## [Your instructions]
The records below must be written out exactly, with every picture left behind.

## [Given records]
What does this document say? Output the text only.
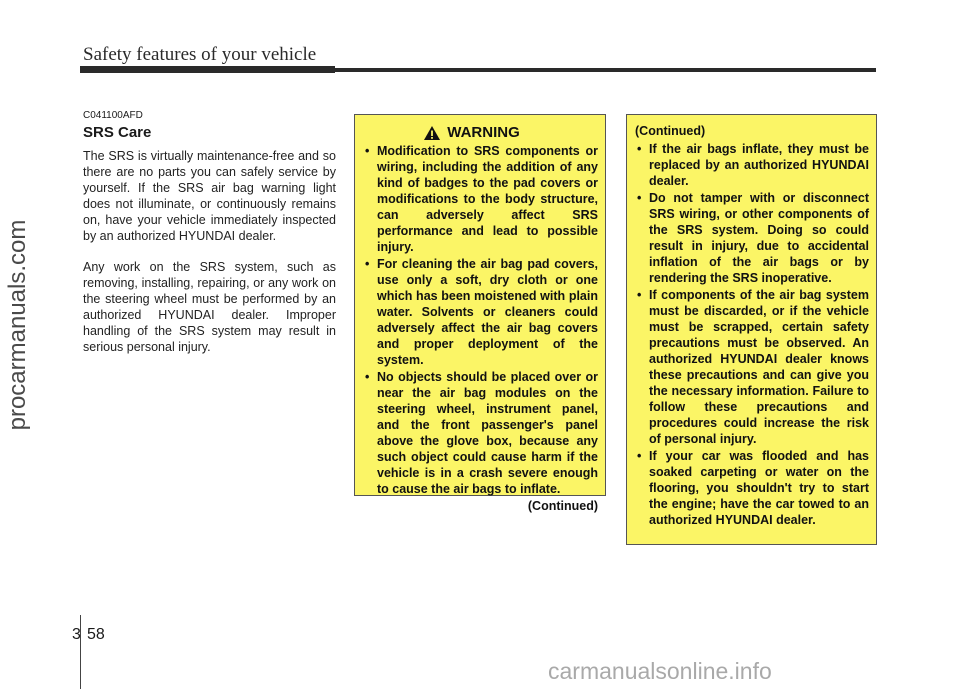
Safety features of your vehicle
procarmanuals.com
C041100AFD
SRS Care
The SRS is virtually maintenance-free and so there are no parts you can safely service by yourself. If the SRS air bag warning light does not illuminate, or continuously remains on, have your vehicle immediately inspected by an authorized HYUNDAI dealer.
Any work on the SRS system, such as removing, installing, repairing, or any work on the steering wheel must be performed by an authorized HYUNDAI dealer. Improper handling of the SRS system may result in serious personal injury.
WARNING
• Modification to SRS components or wiring, including the addition of any kind of badges to the pad covers or modifications to the body structure, can adversely affect SRS performance and lead to possible injury.
• For cleaning the air bag pad covers, use only a soft, dry cloth or one which has been moistened with plain water. Solvents or cleaners could adversely affect the air bag covers and proper deployment of the system.
• No objects should be placed over or near the air bag modules on the steering wheel, instrument panel, and the front passenger's panel above the glove box, because any such object could cause harm if the vehicle is in a crash severe enough to cause the air bags to inflate.
(Continued)
(Continued)
• If the air bags inflate, they must be replaced by an authorized HYUNDAI dealer.
• Do not tamper with or disconnect SRS wiring, or other components of the SRS system. Doing so could result in injury, due to accidental inflation of the air bags or by rendering the SRS inoperative.
• If components of the air bag system must be discarded, or if the vehicle must be scrapped, certain safety precautions must be observed. An authorized HYUNDAI dealer knows these precautions and can give you the necessary information. Failure to follow these precautions and procedures could increase the risk of personal injury.
• If your car was flooded and has soaked carpeting or water on the flooring, you shouldn't try to start the engine; have the car towed to an authorized HYUNDAI dealer.
3 58
carmanualsonline.info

## [Result of the exercise]
What does this document say? Output the text only.
Safety features of your vehicle
procarmanuals.com
C041100AFD
SRS Care
The SRS is virtually maintenance-free and so there are no parts you can safely service by yourself. If the SRS air bag warning light does not illuminate, or continuously remains on, have your vehicle immediately inspected by an authorized HYUNDAI dealer.
Any work on the SRS system, such as removing, installing, repairing, or any work on the steering wheel must be performed by an authorized HYUNDAI dealer. Improper handling of the SRS system may result in serious personal injury.
WARNING
• Modification to SRS components or wiring, including the addition of any kind of badges to the pad covers or modifications to the body structure, can adversely affect SRS performance and lead to possible injury.
• For cleaning the air bag pad covers, use only a soft, dry cloth or one which has been moistened with plain water. Solvents or cleaners could adversely affect the air bag covers and proper deployment of the system.
• No objects should be placed over or near the air bag modules on the steering wheel, instrument panel, and the front passenger's panel above the glove box, because any such object could cause harm if the vehicle is in a crash severe enough to cause the air bags to inflate.
(Continued)
(Continued)
• If the air bags inflate, they must be replaced by an authorized HYUNDAI dealer.
• Do not tamper with or disconnect SRS wiring, or other components of the SRS system. Doing so could result in injury, due to accidental inflation of the air bags or by rendering the SRS inoperative.
• If components of the air bag system must be discarded, or if the vehicle must be scrapped, certain safety precautions must be observed. An authorized HYUNDAI dealer knows these precautions and can give you the necessary information. Failure to follow these precautions and procedures could increase the risk of personal injury.
• If your car was flooded and has soaked carpeting or water on the flooring, you shouldn't try to start the engine; have the car towed to an authorized HYUNDAI dealer.
3 58
carmanualsonline.info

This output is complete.